--- Problem description ---
Give every line of the material again, exactly as written.

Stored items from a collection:
---+---
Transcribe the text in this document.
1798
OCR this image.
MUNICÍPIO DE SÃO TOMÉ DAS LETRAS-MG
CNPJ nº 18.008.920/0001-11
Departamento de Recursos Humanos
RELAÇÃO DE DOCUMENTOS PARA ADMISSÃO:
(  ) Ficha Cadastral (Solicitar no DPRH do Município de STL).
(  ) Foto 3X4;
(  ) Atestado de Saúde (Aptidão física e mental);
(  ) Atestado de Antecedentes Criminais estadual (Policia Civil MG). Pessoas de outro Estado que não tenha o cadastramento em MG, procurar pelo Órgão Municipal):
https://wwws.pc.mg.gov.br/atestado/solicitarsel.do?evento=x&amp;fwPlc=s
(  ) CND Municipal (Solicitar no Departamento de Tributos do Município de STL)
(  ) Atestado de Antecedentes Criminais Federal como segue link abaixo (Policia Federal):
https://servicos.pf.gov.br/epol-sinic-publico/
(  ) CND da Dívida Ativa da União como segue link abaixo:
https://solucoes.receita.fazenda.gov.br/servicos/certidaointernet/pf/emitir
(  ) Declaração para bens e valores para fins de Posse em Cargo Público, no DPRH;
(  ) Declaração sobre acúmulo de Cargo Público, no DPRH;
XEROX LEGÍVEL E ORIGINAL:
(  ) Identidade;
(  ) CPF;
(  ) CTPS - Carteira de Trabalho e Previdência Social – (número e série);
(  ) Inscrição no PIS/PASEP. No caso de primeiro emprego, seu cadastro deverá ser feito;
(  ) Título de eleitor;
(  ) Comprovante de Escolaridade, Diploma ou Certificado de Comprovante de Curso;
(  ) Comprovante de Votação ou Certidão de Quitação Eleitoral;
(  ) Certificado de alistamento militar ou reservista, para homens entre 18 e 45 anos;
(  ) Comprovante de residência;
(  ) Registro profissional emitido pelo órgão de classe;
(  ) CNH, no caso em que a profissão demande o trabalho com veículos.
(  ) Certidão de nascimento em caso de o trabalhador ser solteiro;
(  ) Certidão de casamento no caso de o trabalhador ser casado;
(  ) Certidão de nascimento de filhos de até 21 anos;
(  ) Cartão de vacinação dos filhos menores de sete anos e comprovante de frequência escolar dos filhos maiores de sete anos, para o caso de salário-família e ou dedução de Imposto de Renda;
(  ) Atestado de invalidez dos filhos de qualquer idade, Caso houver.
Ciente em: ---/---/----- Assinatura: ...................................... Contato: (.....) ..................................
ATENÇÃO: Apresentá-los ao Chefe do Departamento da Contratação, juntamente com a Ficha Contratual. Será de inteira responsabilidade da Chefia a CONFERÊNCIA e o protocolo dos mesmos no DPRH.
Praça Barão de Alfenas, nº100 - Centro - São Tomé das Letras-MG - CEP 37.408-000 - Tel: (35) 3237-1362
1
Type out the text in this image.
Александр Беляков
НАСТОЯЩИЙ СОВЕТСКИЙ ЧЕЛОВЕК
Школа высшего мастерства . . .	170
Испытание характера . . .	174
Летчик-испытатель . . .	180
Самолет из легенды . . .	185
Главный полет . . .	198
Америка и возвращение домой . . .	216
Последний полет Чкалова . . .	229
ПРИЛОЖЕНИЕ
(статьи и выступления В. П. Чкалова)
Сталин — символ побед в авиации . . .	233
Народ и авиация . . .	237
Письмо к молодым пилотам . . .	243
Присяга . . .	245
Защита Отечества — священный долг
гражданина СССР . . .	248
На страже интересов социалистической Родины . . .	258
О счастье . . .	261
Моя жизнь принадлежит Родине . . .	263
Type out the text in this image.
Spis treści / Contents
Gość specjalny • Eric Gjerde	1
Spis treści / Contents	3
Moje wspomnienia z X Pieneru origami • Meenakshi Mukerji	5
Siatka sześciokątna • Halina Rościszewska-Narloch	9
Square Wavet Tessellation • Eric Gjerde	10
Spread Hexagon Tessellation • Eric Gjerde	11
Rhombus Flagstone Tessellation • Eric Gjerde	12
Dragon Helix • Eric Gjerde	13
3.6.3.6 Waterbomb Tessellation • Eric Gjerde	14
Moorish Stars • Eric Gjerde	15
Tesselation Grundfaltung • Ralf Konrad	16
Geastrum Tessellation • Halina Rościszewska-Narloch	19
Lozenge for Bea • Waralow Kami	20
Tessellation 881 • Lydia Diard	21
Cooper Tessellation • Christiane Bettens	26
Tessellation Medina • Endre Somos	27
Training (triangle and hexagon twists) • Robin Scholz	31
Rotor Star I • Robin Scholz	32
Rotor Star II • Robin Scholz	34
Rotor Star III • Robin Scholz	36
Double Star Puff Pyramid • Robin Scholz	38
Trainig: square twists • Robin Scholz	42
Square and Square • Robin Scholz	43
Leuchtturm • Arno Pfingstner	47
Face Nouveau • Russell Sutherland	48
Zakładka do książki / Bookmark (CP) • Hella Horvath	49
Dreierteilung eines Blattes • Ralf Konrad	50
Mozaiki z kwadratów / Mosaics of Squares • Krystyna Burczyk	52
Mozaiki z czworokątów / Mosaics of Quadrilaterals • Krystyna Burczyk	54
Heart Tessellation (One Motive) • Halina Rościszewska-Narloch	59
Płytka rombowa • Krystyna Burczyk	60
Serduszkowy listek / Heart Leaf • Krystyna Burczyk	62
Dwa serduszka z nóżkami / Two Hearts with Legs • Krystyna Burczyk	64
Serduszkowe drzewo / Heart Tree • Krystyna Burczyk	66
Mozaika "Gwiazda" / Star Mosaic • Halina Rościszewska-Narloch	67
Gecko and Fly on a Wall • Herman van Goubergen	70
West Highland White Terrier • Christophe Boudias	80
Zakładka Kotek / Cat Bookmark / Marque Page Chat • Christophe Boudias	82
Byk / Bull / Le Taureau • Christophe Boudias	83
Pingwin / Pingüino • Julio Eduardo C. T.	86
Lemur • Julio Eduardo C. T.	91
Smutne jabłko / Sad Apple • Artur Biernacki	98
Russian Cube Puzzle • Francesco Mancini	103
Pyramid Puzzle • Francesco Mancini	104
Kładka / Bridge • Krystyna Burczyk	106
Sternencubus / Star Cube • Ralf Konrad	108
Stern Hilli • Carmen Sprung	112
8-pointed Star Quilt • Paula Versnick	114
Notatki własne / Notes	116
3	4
---+---
--- Task answer ---
Transcribe the text in this document.
1798
OCR this image.
MUNICÍPIO DE SÃO TOMÉ DAS LETRAS-MG
CNPJ nº 18.008.920/0001-11
Departamento de Recursos Humanos
RELAÇÃO DE DOCUMENTOS PARA ADMISSÃO:
(  ) Ficha Cadastral (Solicitar no DPRH do Município de STL).
(  ) Foto 3X4;
(  ) Atestado de Saúde (Aptidão física e mental);
(  ) Atestado de Antecedentes Criminais estadual (Policia Civil MG). Pessoas de outro Estado que não tenha o cadastramento em MG, procurar pelo Órgão Municipal):
https://wwws.pc.mg.gov.br/atestado/solicitarsel.do?evento=x&amp;fwPlc=s
(  ) CND Municipal (Solicitar no Departamento de Tributos do Município de STL)
(  ) Atestado de Antecedentes Criminais Federal como segue link abaixo (Policia Federal):
https://servicos.pf.gov.br/epol-sinic-publico/
(  ) CND da Dívida Ativa da União como segue link abaixo:
https://solucoes.receita.fazenda.gov.br/servicos/certidaointernet/pf/emitir
(  ) Declaração para bens e valores para fins de Posse em Cargo Público, no DPRH;
(  ) Declaração sobre acúmulo de Cargo Público, no DPRH;
XEROX LEGÍVEL E ORIGINAL:
(  ) Identidade;
(  ) CPF;
(  ) CTPS - Carteira de Trabalho e Previdência Social – (número e série);
(  ) Inscrição no PIS/PASEP. No caso de primeiro emprego, seu cadastro deverá ser feito;
(  ) Título de eleitor;
(  ) Comprovante de Escolaridade, Diploma ou Certificado de Comprovante de Curso;
(  ) Comprovante de Votação ou Certidão de Quitação Eleitoral;
(  ) Certificado de alistamento militar ou reservista, para homens entre 18 e 45 anos;
(  ) Comprovante de residência;
(  ) Registro profissional emitido pelo órgão de classe;
(  ) CNH, no caso em que a profissão demande o trabalho com veículos.
(  ) Certidão de nascimento em caso de o trabalhador ser solteiro;
(  ) Certidão de casamento no caso de o trabalhador ser casado;
(  ) Certidão de nascimento de filhos de até 21 anos;
(  ) Cartão de vacinação dos filhos menores de sete anos e comprovante de frequência escolar dos filhos maiores de sete anos, para o caso de salário-família e ou dedução de Imposto de Renda;
(  ) Atestado de invalidez dos filhos de qualquer idade, Caso houver.
Ciente em: ---/---/----- Assinatura: ...................................... Contato: (.....) ..................................
ATENÇÃO: Apresentá-los ao Chefe do Departamento da Contratação, juntamente com a Ficha Contratual. Será de inteira responsabilidade da Chefia a CONFERÊNCIA e o protocolo dos mesmos no DPRH.
Praça Barão de Alfenas, nº100 - Centro - São Tomé das Letras-MG - CEP 37.408-000 - Tel: (35) 3237-1362
1
Type out the text in this image.
Александр Беляков
НАСТОЯЩИЙ СОВЕТСКИЙ ЧЕЛОВЕК
Школа высшего мастерства . . .	170
Испытание характера . . .	174
Летчик-испытатель . . .	180
Самолет из легенды . . .	185
Главный полет . . .	198
Америка и возвращение домой . . .	216
Последний полет Чкалова . . .	229
ПРИЛОЖЕНИЕ
(статьи и выступления В. П. Чкалова)
Сталин — символ побед в авиации . . .	233
Народ и авиация . . .	237
Письмо к молодым пилотам . . .	243
Присяга . . .	245
Защита Отечества — священный долг
гражданина СССР . . .	248
На страже интересов социалистической Родины . . .	258
О счастье . . .	261
Моя жизнь принадлежит Родине . . .	263
Type out the text in this image.
Spis treści / Contents
Gość specjalny • Eric Gjerde	1
Spis treści / Contents	3
Moje wspomnienia z X Pieneru origami • Meenakshi Mukerji	5
Siatka sześciokątna • Halina Rościszewska-Narloch	9
Square Wavet Tessellation • Eric Gjerde	10
Spread Hexagon Tessellation • Eric Gjerde	11
Rhombus Flagstone Tessellation • Eric Gjerde	12
Dragon Helix • Eric Gjerde	13
3.6.3.6 Waterbomb Tessellation • Eric Gjerde	14
Moorish Stars • Eric Gjerde	15
Tesselation Grundfaltung • Ralf Konrad	16
Geastrum Tessellation • Halina Rościszewska-Narloch	19
Lozenge for Bea • Waralow Kami	20
Tessellation 881 • Lydia Diard	21
Cooper Tessellation • Christiane Bettens	26
Tessellation Medina • Endre Somos	27
Training (triangle and hexagon twists) • Robin Scholz	31
Rotor Star I • Robin Scholz	32
Rotor Star II • Robin Scholz	34
Rotor Star III • Robin Scholz	36
Double Star Puff Pyramid • Robin Scholz	38
Trainig: square twists • Robin Scholz	42
Square and Square • Robin Scholz	43
Leuchtturm • Arno Pfingstner	47
Face Nouveau • Russell Sutherland	48
Zakładka do książki / Bookmark (CP) • Hella Horvath	49
Dreierteilung eines Blattes • Ralf Konrad	50
Mozaiki z kwadratów / Mosaics of Squares • Krystyna Burczyk	52
Mozaiki z czworokątów / Mosaics of Quadrilaterals • Krystyna Burczyk	54
Heart Tessellation (One Motive) • Halina Rościszewska-Narloch	59
Płytka rombowa • Krystyna Burczyk	60
Serduszkowy listek / Heart Leaf • Krystyna Burczyk	62
Dwa serduszka z nóżkami / Two Hearts with Legs • Krystyna Burczyk	64
Serduszkowe drzewo / Heart Tree • Krystyna Burczyk	66
Mozaika "Gwiazda" / Star Mosaic • Halina Rościszewska-Narloch	67
Gecko and Fly on a Wall • Herman van Goubergen	70
West Highland White Terrier • Christophe Boudias	80
Zakładka Kotek / Cat Bookmark / Marque Page Chat • Christophe Boudias	82
Byk / Bull / Le Taureau • Christophe Boudias	83
Pingwin / Pingüino • Julio Eduardo C. T.	86
Lemur • Julio Eduardo C. T.	91
Smutne jabłko / Sad Apple • Artur Biernacki	98
Russian Cube Puzzle • Francesco Mancini	103
Pyramid Puzzle • Francesco Mancini	104
Kładka / Bridge • Krystyna Burczyk	106
Sternencubus / Star Cube • Ralf Konrad	108
Stern Hilli • Carmen Sprung	112
8-pointed Star Quilt • Paula Versnick	114
Notatki własne / Notes	116
3	4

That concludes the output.